Task directions |
Find every line in the records below that holds the word "модулей", and copy it out.

^^^^^^^^^^^^^^^^

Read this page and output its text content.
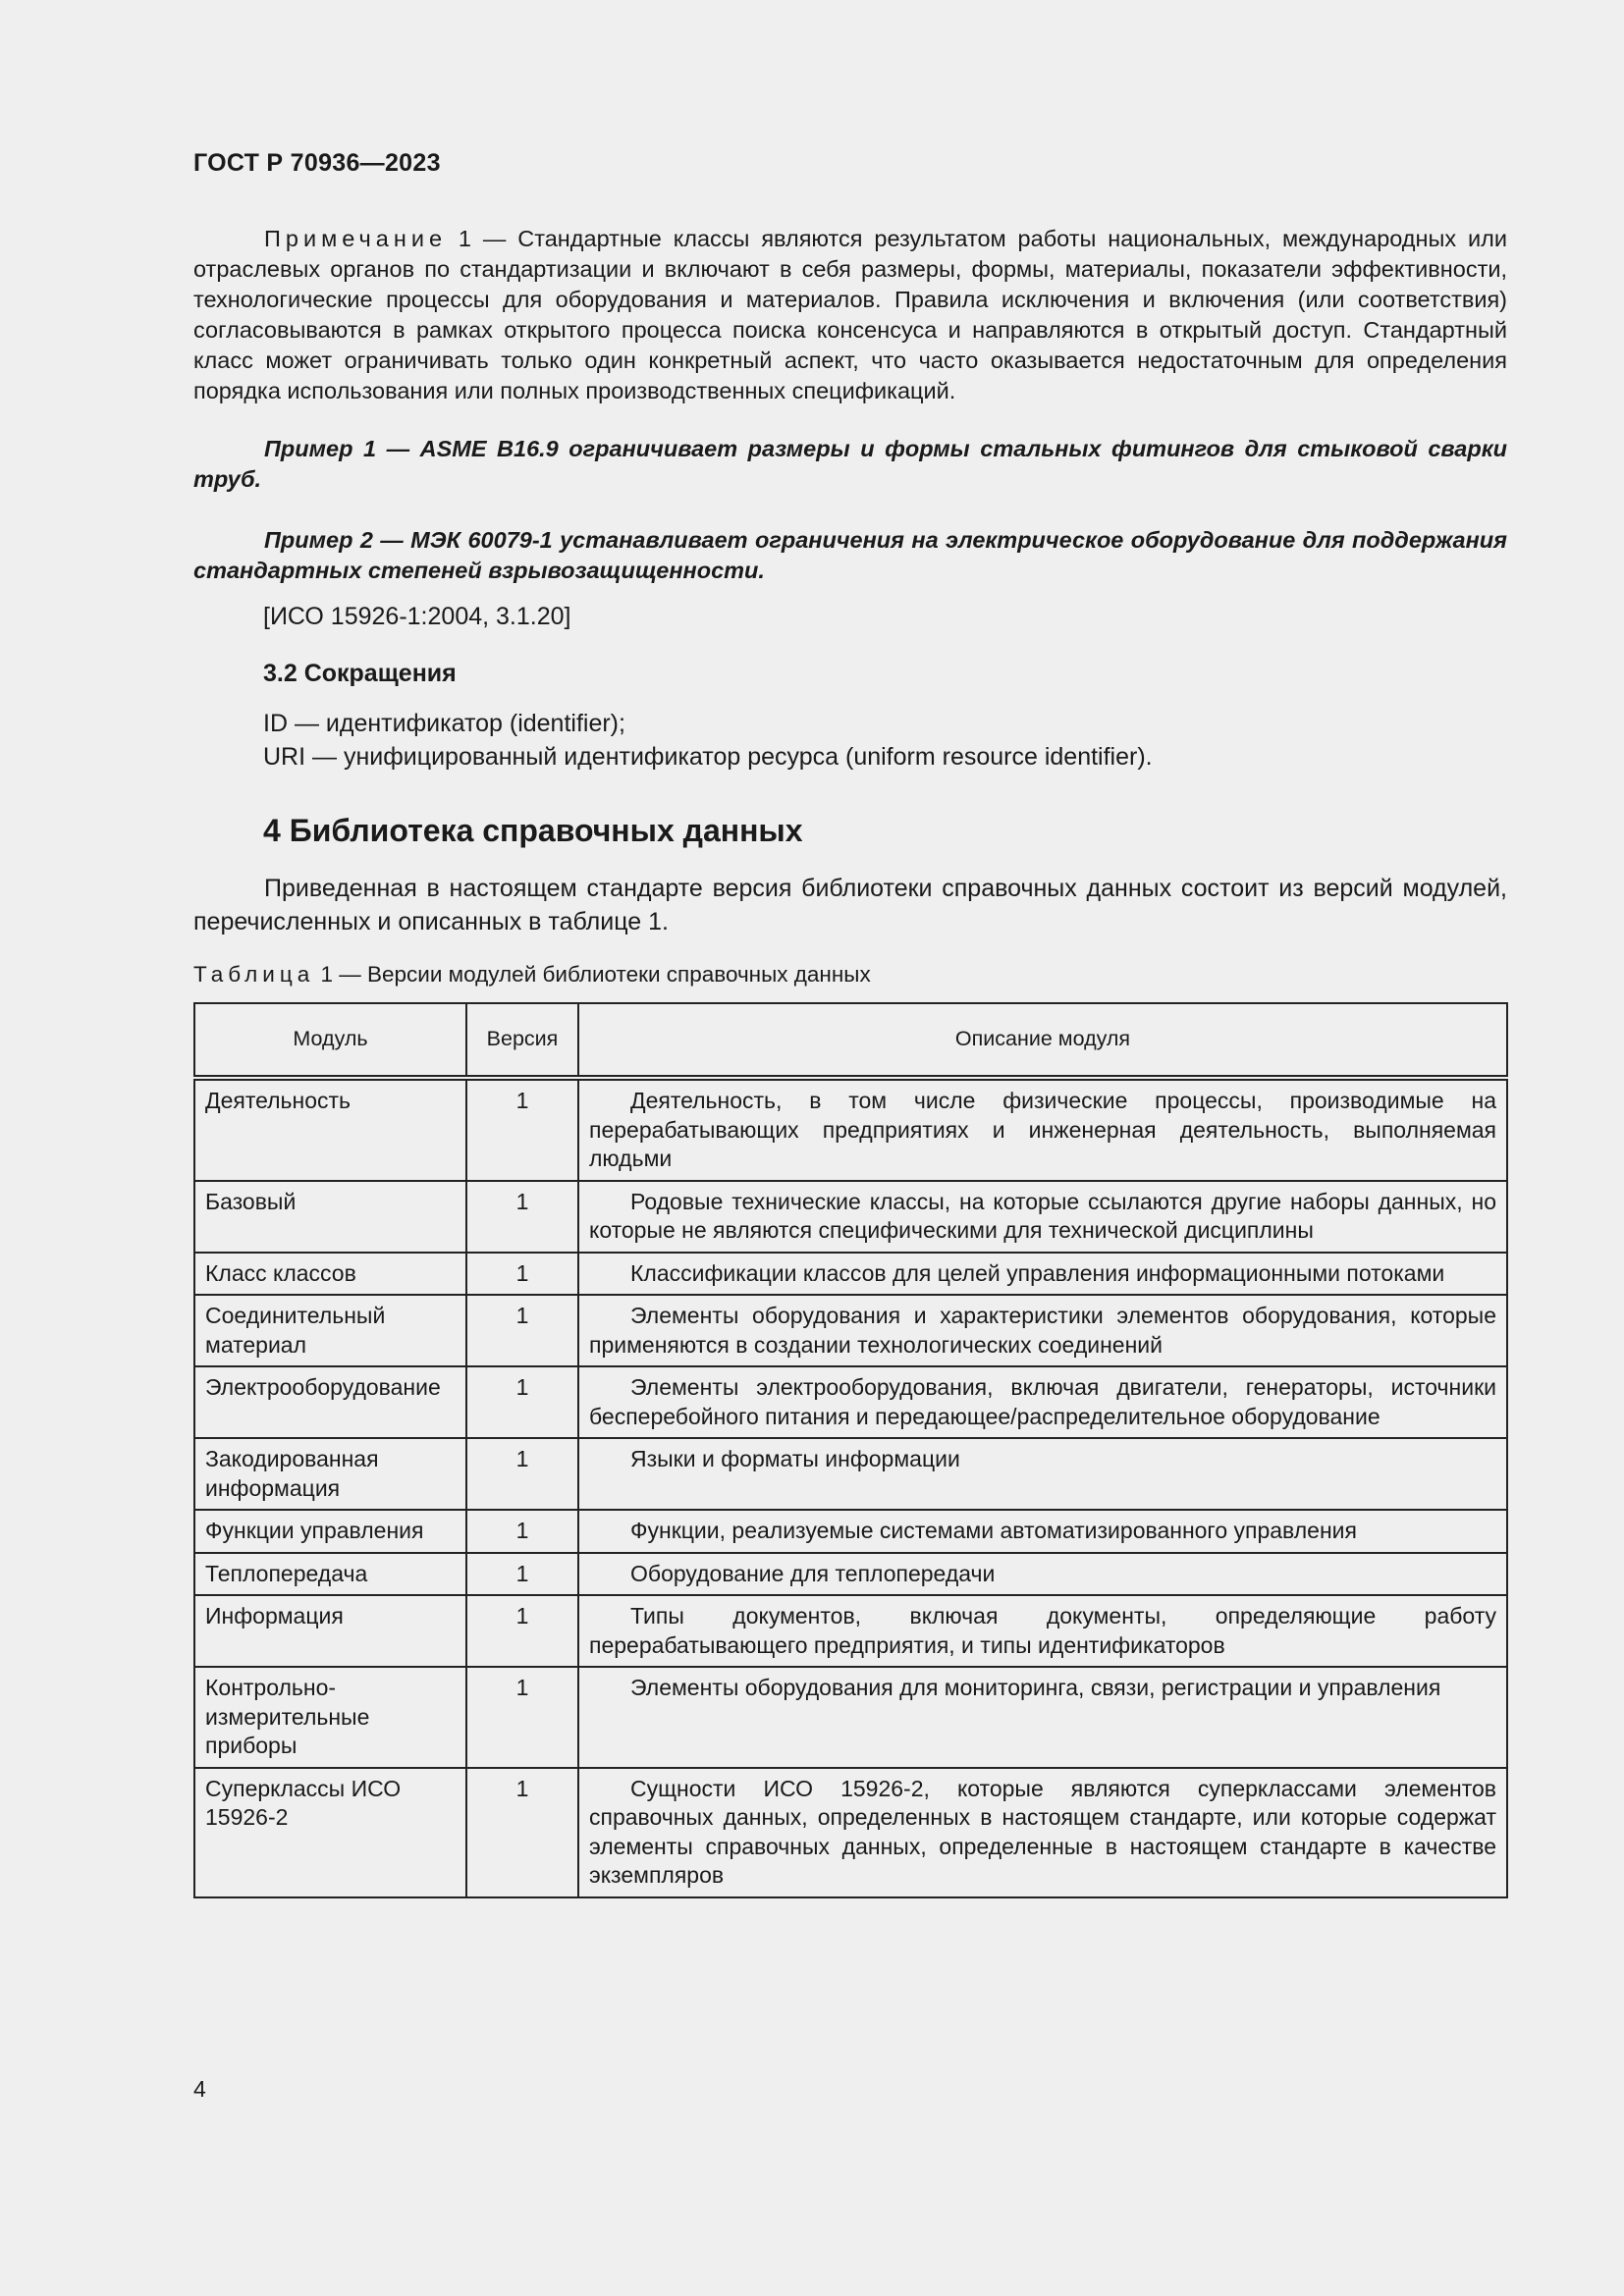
ГОСТ Р 70936—2023

Примечание 1 — Стандартные классы являются результатом работы национальных, международных или отраслевых органов по стандартизации и включают в себя размеры, формы, материалы, показатели эффективности, технологические процессы для оборудования и материалов. Правила исключения и включения (или соответствия) согласовываются в рамках открытого процесса поиска консенсуса и направляются в открытый доступ. Стандартный класс может ограничивать только один конкретный аспект, что часто оказывается недостаточным для определения порядка использования или полных производственных спецификаций.

Пример 1 — ASME B16.9 ограничивает размеры и формы стальных фитингов для стыковой сварки труб.

Пример 2 — МЭК 60079-1 устанавливает ограничения на электрическое оборудование для поддержания стандартных степеней взрывозащищенности.

[ИСО 15926-1:2004, 3.1.20]
3.2 Сокращения
ID — идентификатор (identifier);
URI — унифицированный идентификатор ресурса (uniform resource identifier).
4 Библиотека справочных данных

Приведенная в настоящем стандарте версия библиотеки справочных данных состоит из версий модулей, перечисленных и описанных в таблице 1.

Таблица 1 — Версии модулей библиотеки справочных данных
Модуль	Версия	Описание модуля
Деятельность	1	Деятельность, в том числе физические процессы, производимые на перерабатывающих предприятиях и инженерная деятельность, выполняемая людьми
Базовый	1	Родовые технические классы, на которые ссылаются другие наборы данных, но которые не являются специфическими для технической дисциплины
Класс классов	1	Классификации классов для целей управления информационными потоками
Соединительный материал	1	Элементы оборудования и характеристики элементов оборудования, которые применяются в создании технологических соединений
Электрооборудование	1	Элементы электрооборудования, включая двигатели, генераторы, источники бесперебойного питания и передающее/распределительное оборудование
Закодированная информация	1	Языки и форматы информации
Функции управления	1	Функции, реализуемые системами автоматизированного управления
Теплопередача	1	Оборудование для теплопередачи
Информация	1	Типы документов, включая документы, определяющие работу перерабатывающего предприятия, и типы идентификаторов
Контрольно-измерительные приборы	1	Элементы оборудования для мониторинга, связи, регистрации и управления
Суперклассы ИСО 15926-2	1	Сущности ИСО 15926-2, которые являются суперклассами элементов справочных данных, определенных в настоящем стандарте, или которые содержат элементы справочных данных, определенные в настоящем стандарте в качестве экземпляров
4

^^^^^^^^^^^^^^^^

Response to the exercise |
Приведенная в настоящем стандарте версия библиотеки справочных данных состоит из версий модулей, перечисленных и описанных в таблице 1.
Таблица 1 — Версии модулей библиотеки справочных данных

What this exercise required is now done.